= Your goal =
All of the data should be repeated exactly; pictures are not part of the copy.

(Records contained in a dataset)
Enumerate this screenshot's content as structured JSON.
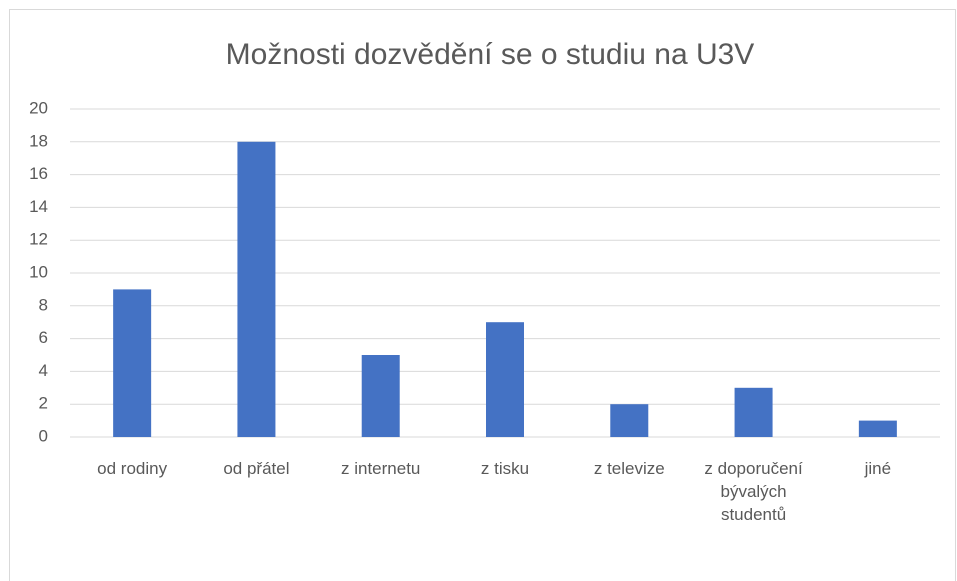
{
  "chart_data": {
    "type": "bar",
    "title": "Možnosti dozvědění se o studiu na U3V",
    "categories": [
      "od rodiny",
      "od přátel",
      "z internetu",
      "z tisku",
      "z televize",
      "z doporučení bývalých studentů",
      "jiné"
    ],
    "values": [
      9,
      18,
      5,
      7,
      2,
      3,
      1
    ],
    "color": "#4472c4",
    "ylim": [
      0,
      20
    ],
    "yticks": [
      0,
      2,
      4,
      6,
      8,
      10,
      12,
      14,
      16,
      18,
      20
    ],
    "grid": true
  }
}
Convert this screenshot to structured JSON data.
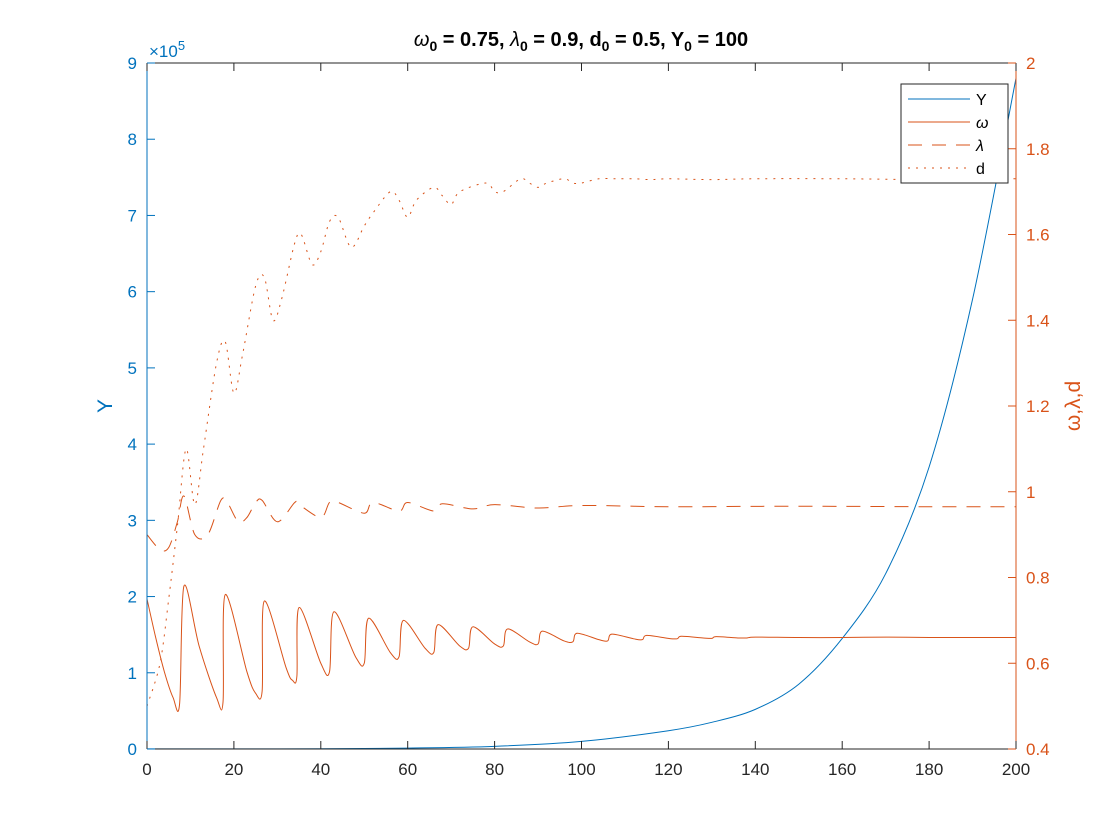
{
  "chart_data": {
    "type": "line",
    "title_parts": {
      "w_sym": "ω",
      "w_sub": "0",
      "w_val": " = 0.75, ",
      "l_sym": "λ",
      "l_sub": "0",
      "l_val": " = 0.9, d",
      "d_sub": "0",
      "d_val": " = 0.5, Y",
      "y_sub": "0",
      "y_val": " = 100"
    },
    "x_axis": {
      "min": 0,
      "max": 200,
      "ticks": [
        0,
        20,
        40,
        60,
        80,
        100,
        120,
        140,
        160,
        180,
        200
      ]
    },
    "y_left": {
      "label": "Y",
      "min": 0,
      "max": 9,
      "ticks": [
        0,
        1,
        2,
        3,
        4,
        5,
        6,
        7,
        8,
        9
      ],
      "exponent_prefix": "×10",
      "exponent": "5",
      "color": "#0072BD"
    },
    "y_right": {
      "label": "ω,λ,d",
      "min": 0.4,
      "max": 2.0,
      "ticks": [
        "0.4",
        "0.6",
        "0.8",
        "1",
        "1.2",
        "1.4",
        "1.6",
        "1.8",
        "2"
      ],
      "color": "#D95319"
    },
    "legend": {
      "placement": "top-right",
      "entries": [
        {
          "name": "Y",
          "style": "solid",
          "color": "#0072BD"
        },
        {
          "name": "ω",
          "style": "solid",
          "color": "#D95319"
        },
        {
          "name": "λ",
          "style": "dashed",
          "color": "#D95319"
        },
        {
          "name": "d",
          "style": "dotted",
          "color": "#D95319"
        }
      ]
    },
    "series": [
      {
        "name": "Y",
        "axis": "left",
        "style": "solid",
        "color": "#0072BD",
        "x": [
          0,
          20,
          40,
          60,
          80,
          100,
          120,
          130,
          140,
          150,
          160,
          170,
          180,
          190,
          200
        ],
        "y": [
          0.001,
          0.0015,
          0.0035,
          0.012,
          0.035,
          0.1,
          0.24,
          0.35,
          0.52,
          0.85,
          1.45,
          2.3,
          3.7,
          5.9,
          8.8
        ]
      },
      {
        "name": "ω",
        "axis": "right",
        "style": "solid",
        "color": "#D95319",
        "x": [
          0,
          2,
          4,
          6,
          7.5,
          8.5,
          12,
          16,
          17.5,
          18,
          23,
          25,
          26.5,
          27,
          32,
          33.5,
          34.5,
          35,
          40,
          42,
          43,
          48,
          50,
          51,
          56,
          58,
          59,
          64,
          66,
          67,
          72,
          74,
          75,
          80,
          82,
          83,
          88,
          90,
          91,
          96,
          98,
          99,
          104,
          106,
          107,
          112,
          114,
          115,
          120,
          122,
          123,
          128,
          130,
          131,
          136,
          138,
          140,
          150,
          160,
          170,
          180,
          190,
          200
        ],
        "y": [
          0.75,
          0.66,
          0.58,
          0.52,
          0.505,
          0.78,
          0.64,
          0.52,
          0.51,
          0.76,
          0.58,
          0.53,
          0.535,
          0.745,
          0.59,
          0.56,
          0.57,
          0.73,
          0.6,
          0.58,
          0.72,
          0.615,
          0.6,
          0.705,
          0.625,
          0.615,
          0.7,
          0.635,
          0.625,
          0.69,
          0.64,
          0.635,
          0.685,
          0.645,
          0.64,
          0.68,
          0.65,
          0.645,
          0.675,
          0.652,
          0.65,
          0.67,
          0.655,
          0.652,
          0.668,
          0.657,
          0.655,
          0.665,
          0.658,
          0.657,
          0.663,
          0.659,
          0.658,
          0.662,
          0.659,
          0.659,
          0.661,
          0.66,
          0.66,
          0.661,
          0.66,
          0.66,
          0.66
        ]
      },
      {
        "name": "λ",
        "axis": "right",
        "style": "dashed",
        "color": "#D95319",
        "x": [
          0,
          3,
          5,
          7,
          8.5,
          11,
          14,
          17,
          18.5,
          21,
          23,
          25,
          26.5,
          30,
          34,
          35,
          40,
          42,
          44,
          50,
          52,
          58,
          60,
          66,
          68,
          75,
          80,
          90,
          100,
          120,
          140,
          160,
          180,
          200
        ],
        "y": [
          0.9,
          0.865,
          0.87,
          0.93,
          0.99,
          0.9,
          0.9,
          0.98,
          0.975,
          0.93,
          0.94,
          0.975,
          0.98,
          0.93,
          0.975,
          0.97,
          0.94,
          0.975,
          0.975,
          0.95,
          0.975,
          0.955,
          0.975,
          0.955,
          0.972,
          0.96,
          0.97,
          0.962,
          0.968,
          0.965,
          0.966,
          0.966,
          0.965,
          0.965
        ],
        "dasharray": "14 10"
      },
      {
        "name": "d",
        "axis": "right",
        "style": "dotted",
        "color": "#D95319",
        "x": [
          0,
          3,
          5,
          7,
          9,
          11,
          13,
          16,
          18,
          20,
          22,
          25,
          27,
          29,
          31,
          34,
          35.5,
          38,
          40,
          42,
          44,
          47,
          50,
          52,
          56,
          58,
          60,
          62,
          66,
          68,
          70,
          72,
          78,
          80,
          82,
          86,
          88,
          90,
          92,
          96,
          98,
          100,
          104,
          108,
          112,
          116,
          120,
          130,
          140,
          160,
          180,
          200
        ],
        "y": [
          0.5,
          0.6,
          0.75,
          0.92,
          1.1,
          0.97,
          1.1,
          1.3,
          1.35,
          1.23,
          1.32,
          1.48,
          1.5,
          1.4,
          1.45,
          1.58,
          1.6,
          1.53,
          1.56,
          1.63,
          1.64,
          1.57,
          1.62,
          1.65,
          1.7,
          1.68,
          1.64,
          1.68,
          1.71,
          1.69,
          1.67,
          1.7,
          1.72,
          1.7,
          1.7,
          1.73,
          1.72,
          1.71,
          1.72,
          1.73,
          1.72,
          1.72,
          1.73,
          1.73,
          1.73,
          1.728,
          1.73,
          1.728,
          1.73,
          1.73,
          1.728,
          1.73
        ],
        "dasharray": "2 6"
      }
    ]
  }
}
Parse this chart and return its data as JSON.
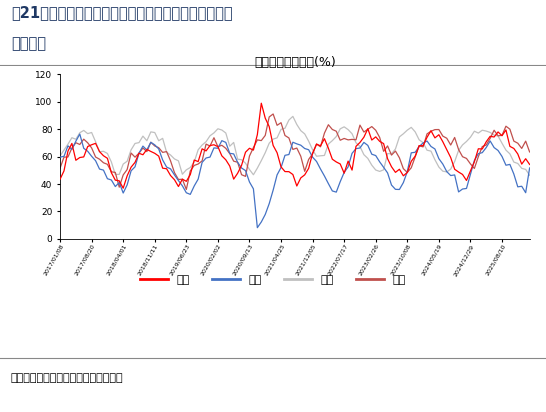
{
  "title": "西南地区熟料库存(%)",
  "header_line1": "图21：本周西南地区熟料库存贵州、云南、重庆、四川",
  "header_line2": "环比持平",
  "footer": "数据来源：卓创资讯、开源证券研究所",
  "ylim": [
    0,
    120
  ],
  "yticks": [
    0,
    20,
    40,
    60,
    80,
    100,
    120
  ],
  "legend_labels": [
    "重庆",
    "四川",
    "贵州",
    "云南"
  ],
  "line_colors": {
    "chongqing": "#FF0000",
    "sichuan": "#4472C4",
    "guizhou": "#C0C0C0",
    "yunnan": "#C0504D"
  },
  "background_color": "#FFFFFF",
  "header_color": "#1F3864",
  "n_points": 120
}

= Response =
Enumerate this screenshot's content as structured JSON.
{
  "chart_data": {
    "type": "bar",
    "title": "Možnosti dozvědění se o studiu na U3V",
    "categories": [
      "od rodiny",
      "od přátel",
      "z internetu",
      "z tisku",
      "z televize",
      "z doporučení bývalých studentů",
      "jiné"
    ],
    "values": [
      9,
      18,
      5,
      7,
      2,
      3,
      1
    ],
    "color": "#4472c4",
    "ylim": [
      0,
      20
    ],
    "yticks": [
      0,
      2,
      4,
      6,
      8,
      10,
      12,
      14,
      16,
      18,
      20
    ],
    "grid": true
  }
}
Convert this screenshot to structured JSON data.
{
  "chart_data": {
    "type": "line",
    "title_parts": {
      "w_sym": "ω",
      "w_sub": "0",
      "w_val": " = 0.75, ",
      "l_sym": "λ",
      "l_sub": "0",
      "l_val": " = 0.9, d",
      "d_sub": "0",
      "d_val": " = 0.5, Y",
      "y_sub": "0",
      "y_val": " = 100"
    },
    "x_axis": {
      "min": 0,
      "max": 200,
      "ticks": [
        0,
        20,
        40,
        60,
        80,
        100,
        120,
        140,
        160,
        180,
        200
      ]
    },
    "y_left": {
      "label": "Y",
      "min": 0,
      "max": 9,
      "ticks": [
        0,
        1,
        2,
        3,
        4,
        5,
        6,
        7,
        8,
        9
      ],
      "exponent_prefix": "×10",
      "exponent": "5",
      "color": "#0072BD"
    },
    "y_right": {
      "label": "ω,λ,d",
      "min": 0.4,
      "max": 2.0,
      "ticks": [
        "0.4",
        "0.6",
        "0.8",
        "1",
        "1.2",
        "1.4",
        "1.6",
        "1.8",
        "2"
      ],
      "color": "#D95319"
    },
    "legend": {
      "placement": "top-right",
      "entries": [
        {
          "name": "Y",
          "style": "solid",
          "color": "#0072BD"
        },
        {
          "name": "ω",
          "style": "solid",
          "color": "#D95319"
        },
        {
          "name": "λ",
          "style": "dashed",
          "color": "#D95319"
        },
        {
          "name": "d",
          "style": "dotted",
          "color": "#D95319"
        }
      ]
    },
    "series": [
      {
        "name": "Y",
        "axis": "left",
        "style": "solid",
        "color": "#0072BD",
        "x": [
          0,
          20,
          40,
          60,
          80,
          100,
          120,
          130,
          140,
          150,
          160,
          170,
          180,
          190,
          200
        ],
        "y": [
          0.001,
          0.0015,
          0.0035,
          0.012,
          0.035,
          0.1,
          0.24,
          0.35,
          0.52,
          0.85,
          1.45,
          2.3,
          3.7,
          5.9,
          8.8
        ]
      },
      {
        "name": "ω",
        "axis": "right",
        "style": "solid",
        "color": "#D95319",
        "x": [
          0,
          2,
          4,
          6,
          7.5,
          8.5,
          12,
          16,
          17.5,
          18,
          23,
          25,
          26.5,
          27,
          32,
          33.5,
          34.5,
          35,
          40,
          42,
          43,
          48,
          50,
          51,
          56,
          58,
          59,
          64,
          66,
          67,
          72,
          74,
          75,
          80,
          82,
          83,
          88,
          90,
          91,
          96,
          98,
          99,
          104,
          106,
          107,
          112,
          114,
          115,
          120,
          122,
          123,
          128,
          130,
          131,
          136,
          138,
          140,
          150,
          160,
          170,
          180,
          190,
          200
        ],
        "y": [
          0.75,
          0.66,
          0.58,
          0.52,
          0.505,
          0.78,
          0.64,
          0.52,
          0.51,
          0.76,
          0.58,
          0.53,
          0.535,
          0.745,
          0.59,
          0.56,
          0.57,
          0.73,
          0.6,
          0.58,
          0.72,
          0.615,
          0.6,
          0.705,
          0.625,
          0.615,
          0.7,
          0.635,
          0.625,
          0.69,
          0.64,
          0.635,
          0.685,
          0.645,
          0.64,
          0.68,
          0.65,
          0.645,
          0.675,
          0.652,
          0.65,
          0.67,
          0.655,
          0.652,
          0.668,
          0.657,
          0.655,
          0.665,
          0.658,
          0.657,
          0.663,
          0.659,
          0.658,
          0.662,
          0.659,
          0.659,
          0.661,
          0.66,
          0.66,
          0.661,
          0.66,
          0.66,
          0.66
        ]
      },
      {
        "name": "λ",
        "axis": "right",
        "style": "dashed",
        "color": "#D95319",
        "x": [
          0,
          3,
          5,
          7,
          8.5,
          11,
          14,
          17,
          18.5,
          21,
          23,
          25,
          26.5,
          30,
          34,
          35,
          40,
          42,
          44,
          50,
          52,
          58,
          60,
          66,
          68,
          75,
          80,
          90,
          100,
          120,
          140,
          160,
          180,
          200
        ],
        "y": [
          0.9,
          0.865,
          0.87,
          0.93,
          0.99,
          0.9,
          0.9,
          0.98,
          0.975,
          0.93,
          0.94,
          0.975,
          0.98,
          0.93,
          0.975,
          0.97,
          0.94,
          0.975,
          0.975,
          0.95,
          0.975,
          0.955,
          0.975,
          0.955,
          0.972,
          0.96,
          0.97,
          0.962,
          0.968,
          0.965,
          0.966,
          0.966,
          0.965,
          0.965
        ],
        "dasharray": "14 10"
      },
      {
        "name": "d",
        "axis": "right",
        "style": "dotted",
        "color": "#D95319",
        "x": [
          0,
          3,
          5,
          7,
          9,
          11,
          13,
          16,
          18,
          20,
          22,
          25,
          27,
          29,
          31,
          34,
          35.5,
          38,
          40,
          42,
          44,
          47,
          50,
          52,
          56,
          58,
          60,
          62,
          66,
          68,
          70,
          72,
          78,
          80,
          82,
          86,
          88,
          90,
          92,
          96,
          98,
          100,
          104,
          108,
          112,
          116,
          120,
          130,
          140,
          160,
          180,
          200
        ],
        "y": [
          0.5,
          0.6,
          0.75,
          0.92,
          1.1,
          0.97,
          1.1,
          1.3,
          1.35,
          1.23,
          1.32,
          1.48,
          1.5,
          1.4,
          1.45,
          1.58,
          1.6,
          1.53,
          1.56,
          1.63,
          1.64,
          1.57,
          1.62,
          1.65,
          1.7,
          1.68,
          1.64,
          1.68,
          1.71,
          1.69,
          1.67,
          1.7,
          1.72,
          1.7,
          1.7,
          1.73,
          1.72,
          1.71,
          1.72,
          1.73,
          1.72,
          1.72,
          1.73,
          1.73,
          1.73,
          1.728,
          1.73,
          1.728,
          1.73,
          1.73,
          1.728,
          1.73
        ],
        "dasharray": "2 6"
      }
    ]
  }
}
Parse this chart and return its data as JSON.
{
  "title": "西南地区熟料库存(%)",
  "header_line1": "图21：本周西南地区熟料库存贵州、云南、重庆、四川",
  "header_line2": "环比持平",
  "footer": "数据来源：卓创资讯、开源证券研究所",
  "ylim": [
    0,
    120
  ],
  "yticks": [
    0,
    20,
    40,
    60,
    80,
    100,
    120
  ],
  "legend_labels": [
    "重庆",
    "四川",
    "贵州",
    "云南"
  ],
  "line_colors": {
    "chongqing": "#FF0000",
    "sichuan": "#4472C4",
    "guizhou": "#C0C0C0",
    "yunnan": "#C0504D"
  },
  "background_color": "#FFFFFF",
  "header_color": "#1F3864",
  "n_points": 120
}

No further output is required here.